**TEXTE**:
☆ ☆ ☆ ☆ ☆ ☆ ☆

Celui qui terrorisait les aviateurs britanniques à bord de son Messerschmitt vire maintenant vers l'intérieur des terres, où les maisons d'un petit hameau retiennent immédiatement son attention. "Voilà mon terrain !", s'exclame-t-il soudain, dans une joie presqu'enfantine. "Audembert ! Vous voyez les abris pour les avions ? Nous décollions d'ici, comme ça...". Et l'Allemand de mimer une spirale ascendante avec sa main.  


Les derniers vestiges de l'aérodrome d'Audembert 

Ce hameau qu'Adolf Galland est venu de nouveau survoler, plus de 20 ans après la fin de la Seconde Guerre Mondiale, s'appelle le Colombier. Il est situé à l'ouest du village d'Audembert.Aujourd'hui, seul un oeil attentif et averti permet de déceler, le long de la départementale 238, les derniers vestiges de l'ancienne base aérienne de la Luftwaffe qui fut l'une des principales têtes de pont de l'aviation allemande pendant la Bataille d'Angleterre, entre le 10 juillet et le 31 octobre 1940.

A un carrefour, derrière une clôture, on peut ainsi apercevoir une butte, où affleurent quelques blocs de bétons, couverts par la végétation. Ils marquent l'entrée d'un bunker, désormais condamné.
Un peu plus loin, au lieu-dit du Breuil, deux allées parallèles mènent vers un gîte rural. Elles sont l'héritage des "taxiways", les voies de circulation de l'aérodrome d'Audembert, que les Allemands et les Britanniques appelaient aussi "Wissant", du nom de la station balnéaire voisine.
Le long d'une de ces allées, on découvre sous les arbres quelques murs en béton : il s'agissait des hangars qui abritaient les Messerschmitt B109 de la Jagdgeschwader 26 (JG26), l'escadre de chasse d'Adolf Galland.
D'autres anciens hangars sont également visibles un peu plus loin à l'entrée du hameau de Warcove, au croisement des départementales 238 et 249.

Certains servent de bâtiments agricoles.
Dans ce secteur, on peut encore entrevoir une ancienne piste d'accès et les entrées d'abris anti-aériens.
 
Il y a aussi ce bunker d'observation qui donne sur le champ où décollaient et atterrissaient les chasseurs allemands.
 
Il s'agissait à l'époque d'une piste en herbe.

☆ ☆ ☆ ☆ ☆ ☆ ☆

**EXERCICES**:
• 1. Indiquez si chacune de ces affirmations concorde avec le texte sur l'aérodrome d'Audembert, en répondant par oui ou non et en citant les mots décisifs du texte. (a) La Bataille d'Angleterre s'est déroulée entre le 10 juillet et le 31 octobre 1940. (b) Le hameau du Colombier se trouve à l'est du village d'Audembert. (c) Les chasseurs allemands décollaient d'une piste en béton.
• 2. Relevez, s'il vous plaît, tous les hameaux et lieux-dits que le texte sur l'aérodrome d'Audembert désigne comme tels.

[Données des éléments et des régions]
☆ ☆ ☆ ☆ ☆ ☆ ☆

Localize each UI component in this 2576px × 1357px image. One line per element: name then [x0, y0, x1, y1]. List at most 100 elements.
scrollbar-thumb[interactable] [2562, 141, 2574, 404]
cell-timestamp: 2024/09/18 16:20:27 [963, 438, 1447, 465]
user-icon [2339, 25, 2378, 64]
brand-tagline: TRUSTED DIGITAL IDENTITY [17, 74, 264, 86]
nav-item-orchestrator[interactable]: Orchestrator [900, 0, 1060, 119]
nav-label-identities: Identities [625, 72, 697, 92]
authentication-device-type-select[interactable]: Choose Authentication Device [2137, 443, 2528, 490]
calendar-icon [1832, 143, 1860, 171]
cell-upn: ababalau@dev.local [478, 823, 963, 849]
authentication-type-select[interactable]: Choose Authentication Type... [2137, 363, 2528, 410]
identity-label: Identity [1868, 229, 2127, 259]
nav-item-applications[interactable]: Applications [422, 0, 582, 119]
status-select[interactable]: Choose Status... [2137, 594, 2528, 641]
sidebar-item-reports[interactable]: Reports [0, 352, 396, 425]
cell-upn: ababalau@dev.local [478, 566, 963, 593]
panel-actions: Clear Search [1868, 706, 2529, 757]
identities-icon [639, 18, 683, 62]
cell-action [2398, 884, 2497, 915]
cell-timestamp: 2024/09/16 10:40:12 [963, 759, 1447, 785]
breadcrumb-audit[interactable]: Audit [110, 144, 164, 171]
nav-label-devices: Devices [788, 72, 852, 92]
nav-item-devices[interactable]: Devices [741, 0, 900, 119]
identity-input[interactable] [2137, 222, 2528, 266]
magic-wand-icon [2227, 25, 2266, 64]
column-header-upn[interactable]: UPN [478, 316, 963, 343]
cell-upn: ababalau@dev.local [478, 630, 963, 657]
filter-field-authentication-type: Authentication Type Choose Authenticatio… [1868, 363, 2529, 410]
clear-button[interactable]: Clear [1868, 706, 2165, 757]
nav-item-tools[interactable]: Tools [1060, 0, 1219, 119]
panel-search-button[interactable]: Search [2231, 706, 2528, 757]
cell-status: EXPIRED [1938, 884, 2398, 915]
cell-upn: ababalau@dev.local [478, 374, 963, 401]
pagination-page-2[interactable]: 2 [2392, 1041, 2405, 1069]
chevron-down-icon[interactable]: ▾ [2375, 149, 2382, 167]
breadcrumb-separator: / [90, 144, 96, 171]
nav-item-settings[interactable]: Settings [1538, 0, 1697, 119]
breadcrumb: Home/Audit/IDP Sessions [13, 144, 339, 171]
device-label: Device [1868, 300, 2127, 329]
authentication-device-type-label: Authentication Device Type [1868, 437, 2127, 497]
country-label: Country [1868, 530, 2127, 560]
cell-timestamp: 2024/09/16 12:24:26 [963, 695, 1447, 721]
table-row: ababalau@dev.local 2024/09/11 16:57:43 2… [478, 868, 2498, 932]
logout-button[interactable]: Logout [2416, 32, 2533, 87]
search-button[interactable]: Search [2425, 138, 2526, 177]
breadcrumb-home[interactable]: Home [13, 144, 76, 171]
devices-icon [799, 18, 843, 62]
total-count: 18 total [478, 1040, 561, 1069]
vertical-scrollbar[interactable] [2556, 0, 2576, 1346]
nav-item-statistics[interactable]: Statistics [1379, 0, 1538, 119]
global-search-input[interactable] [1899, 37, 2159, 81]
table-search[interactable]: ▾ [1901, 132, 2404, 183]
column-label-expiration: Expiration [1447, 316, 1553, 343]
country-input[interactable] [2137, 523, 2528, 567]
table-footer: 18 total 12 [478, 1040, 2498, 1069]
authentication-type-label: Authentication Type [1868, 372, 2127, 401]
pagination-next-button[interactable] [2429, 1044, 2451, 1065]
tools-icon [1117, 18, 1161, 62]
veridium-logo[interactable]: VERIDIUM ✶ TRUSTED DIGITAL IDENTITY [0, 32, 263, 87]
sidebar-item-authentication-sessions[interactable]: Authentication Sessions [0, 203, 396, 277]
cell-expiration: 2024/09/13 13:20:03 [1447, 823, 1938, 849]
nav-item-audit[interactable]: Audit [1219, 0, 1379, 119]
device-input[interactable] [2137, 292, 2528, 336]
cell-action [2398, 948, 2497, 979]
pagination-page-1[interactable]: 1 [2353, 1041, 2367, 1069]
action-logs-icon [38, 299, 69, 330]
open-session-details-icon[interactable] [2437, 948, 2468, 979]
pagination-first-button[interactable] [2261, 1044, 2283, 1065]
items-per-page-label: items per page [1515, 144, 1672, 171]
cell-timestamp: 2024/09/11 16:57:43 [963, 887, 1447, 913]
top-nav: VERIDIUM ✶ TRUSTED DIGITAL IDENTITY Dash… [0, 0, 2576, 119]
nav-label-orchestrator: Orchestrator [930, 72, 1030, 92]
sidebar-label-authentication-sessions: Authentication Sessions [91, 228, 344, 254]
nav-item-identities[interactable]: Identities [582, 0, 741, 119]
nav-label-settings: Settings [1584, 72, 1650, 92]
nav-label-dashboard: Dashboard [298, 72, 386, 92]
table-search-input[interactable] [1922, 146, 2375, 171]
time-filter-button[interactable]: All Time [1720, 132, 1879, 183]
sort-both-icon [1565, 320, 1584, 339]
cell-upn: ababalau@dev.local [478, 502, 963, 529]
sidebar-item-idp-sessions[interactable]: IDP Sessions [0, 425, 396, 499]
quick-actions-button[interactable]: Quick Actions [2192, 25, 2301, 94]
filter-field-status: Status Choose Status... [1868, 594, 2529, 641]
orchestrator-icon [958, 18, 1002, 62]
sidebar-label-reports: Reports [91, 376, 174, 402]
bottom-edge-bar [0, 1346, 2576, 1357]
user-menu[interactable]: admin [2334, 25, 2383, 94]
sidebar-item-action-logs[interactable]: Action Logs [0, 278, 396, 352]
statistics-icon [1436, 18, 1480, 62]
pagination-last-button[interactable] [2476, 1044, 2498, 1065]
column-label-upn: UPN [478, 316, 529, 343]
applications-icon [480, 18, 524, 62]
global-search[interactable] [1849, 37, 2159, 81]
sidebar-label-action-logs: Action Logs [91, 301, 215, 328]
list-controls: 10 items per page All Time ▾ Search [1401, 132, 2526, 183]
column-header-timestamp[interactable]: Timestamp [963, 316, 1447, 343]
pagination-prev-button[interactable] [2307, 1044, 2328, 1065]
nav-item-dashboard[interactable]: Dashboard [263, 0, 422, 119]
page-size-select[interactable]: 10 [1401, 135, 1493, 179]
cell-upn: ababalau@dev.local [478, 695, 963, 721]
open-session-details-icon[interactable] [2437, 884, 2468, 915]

☆ ☆ ☆ ☆ ☆ ☆ ☆

**CORRIGÉS**:
• 1.
(a) Oui : « entre le 10 juillet et le 31 octobre 1940 ».
(b) Non : « Il est situé à l'ouest du village d'Audembert. »
(c) Non : « Il s'agissait à l'époque d'une piste en herbe. »

• 2. le Colombier, le Breuil, Warcove